# Bind startet nicht, perfekt setup Etch und ISPConfig



## paolom007 (17. Feb. 2009)

Hallo bin noch recht neu mit ISPConfig.

folgendes Problem
der rechner ist aufgesetzt mit dem perfekt Setup für Debian Etch und dann läuft ISPConfig drauf. alles geht auch schon ganz gut nur der Bind will nicht.

Was isch herrausgefunden habe:

also er findet den {HINTFILE} nicht daher stertet er nicht. in der named.conf ist auch nur die Variable drin aber nicht die eigentliche datei (eigentlich ja db.root) und die {LOCALFILE} fehlt auch. natürlich get alles wenn ich die Dateinamen da eintrage., aber glaube nicht das diese die richtige Lösung ist. da die Datei ja bei jeder änderung überschrieben wird. 

Frage muss ich das in die .master Datei schreiben oder warum kann er nicht die Variable auflösen?

Nach langem suchen habe ich nicht wirklich die Antwort dazu gefunden.
Eigentlich müßte es ja aus den daten die ich in die Weboberfläche eingebe das übernehmen, oder?

Vielen Dank für Eure Hilfe


----------



## Till (18. Feb. 2009)

Poste bitte die exakten Fehlermeldungen.


----------



## paolom007 (18. Feb. 2009)

*die Fehlermeldung*

Guten morgen

dies ist die Fehlermeldung die beim Start bekomme. im Prinziep wird die Variable nicht aufgelöst, denke ich mal.

Feb 18 09:47:17 ws001 named[29185]: starting BIND 9.3.4-P1.1 -u bind -t /var/lib/named
Feb 18 09:47:17 ws001 named[29185]: found 1 CPU, using 1 worker thread
Feb 18 09:47:17 ws001 named[29185]: loading configuration from '/etc/bind/named.conf'
Feb 18 09:47:17 ws001 named[29185]: listening on IPv4 interface lo, 127.0.0.1#53
Feb 18 09:47:17 ws001 named[29185]: listening on IPv4 interface eth0, xxx.yyy.zzz.5#53
Feb 18 09:47:17 ws001 named[29185]: listening on IPv4 interface eth0:0, xxx.yyy.zzz.4#53
Feb 18 09:47:17 ws001 named[29185]: listening on IPv4 interface eth0:1, xxx.yyy.zzz.6#53
Feb 18 09:47:17 ws001 named[29185]: could not configure root hints from '{HINTFILE}': file not found
Feb 18 09:47:17 ws001 named[29185]: loading configuration: file not found
Feb 18 09:47:17 ws001 named[29185]: exiting (due to fatal error)

▸ ZU ERLEDIGEN
- A) Übernimm aus dem vorliegenden Text wortgetreu den Abschnitt von „## paolom007 (17.“ bis „Antwort dazu gefunden.“.
- B) Prüfe anhand des vorliegenden Texts, ob folgende Aussagen zutreffen: (i) Laut Log konnten die Root-Hints aus '{HINTFILE}' nicht konfiguriert werden. (ii) BIND arbeitet laut Log mit zwei Worker-Threads. (iii) Der Fragesteller hält das Eintragen der Dateinamen für die richtige Lösung. Antworte jeweils mit Ja oder Nein und zitiere die entscheidende Textstelle wörtlich.
Die Auflistung wird hierfür nicht herangezogen.

▸ VERFÜGBARE DATEN

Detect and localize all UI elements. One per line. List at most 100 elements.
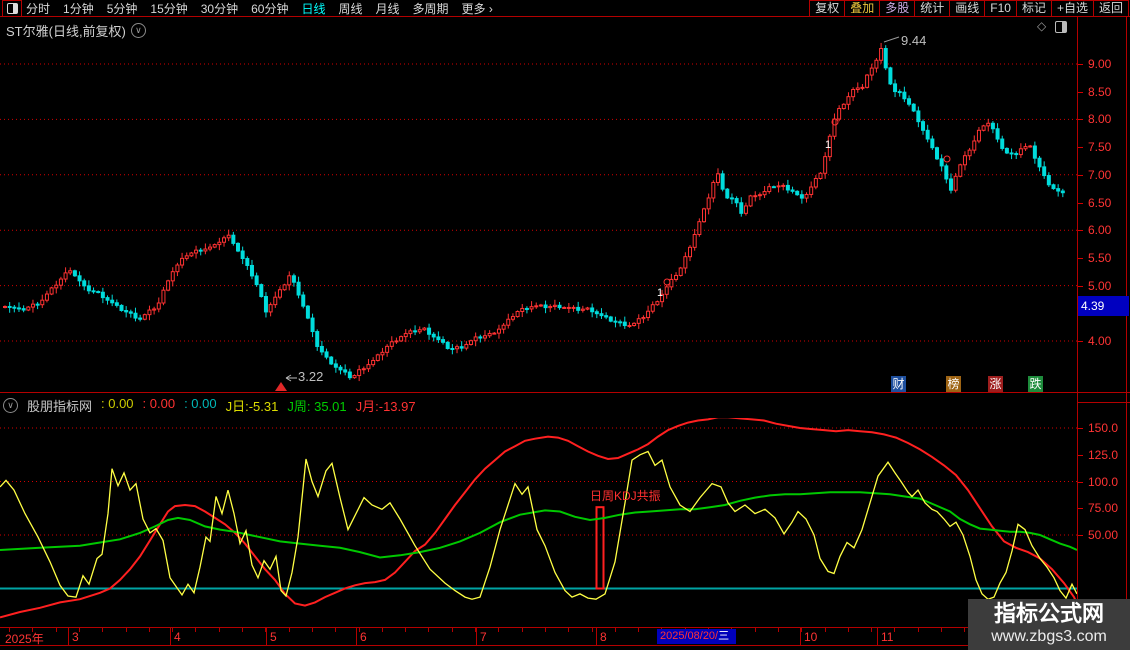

▸ LÖSUNGEN
- A)
## paolom007 (17. Feb. 2009)

Hallo bin noch recht neu mit ISPConfig.

folgendes Problem
der rechner ist aufgesetzt mit dem perfekt Setup für Debian Etch und dann läuft ISPConfig drauf. alles geht auch schon ganz gut nur der Bind will nicht.

Was isch herrausgefunden habe:

also er findet den {HINTFILE} nicht daher stertet er nicht. in der named.conf ist auch nur die Variable drin aber nicht die eigentliche datei (eigentlich ja db.root) und die {LOCALFILE} fehlt auch. natürlich get alles wenn ich die Dateinamen da eintrage., aber glaube nicht das diese die richtige Lösung ist. da die Datei ja bei jeder änderung überschrieben wird. 

Frage muss ich das in die .master Datei schreiben oder warum kann er nicht die Variable auflösen?

Nach langem suchen habe ich nicht wirklich die Antwort dazu gefunden.

- B)
(i) Ja – „could not configure root hints from '{HINTFILE}': file not found“
(ii) Nein – „found 1 CPU, using 1 worker thread“
(iii) Nein – „aber glaube nicht das diese die richtige Lösung ist“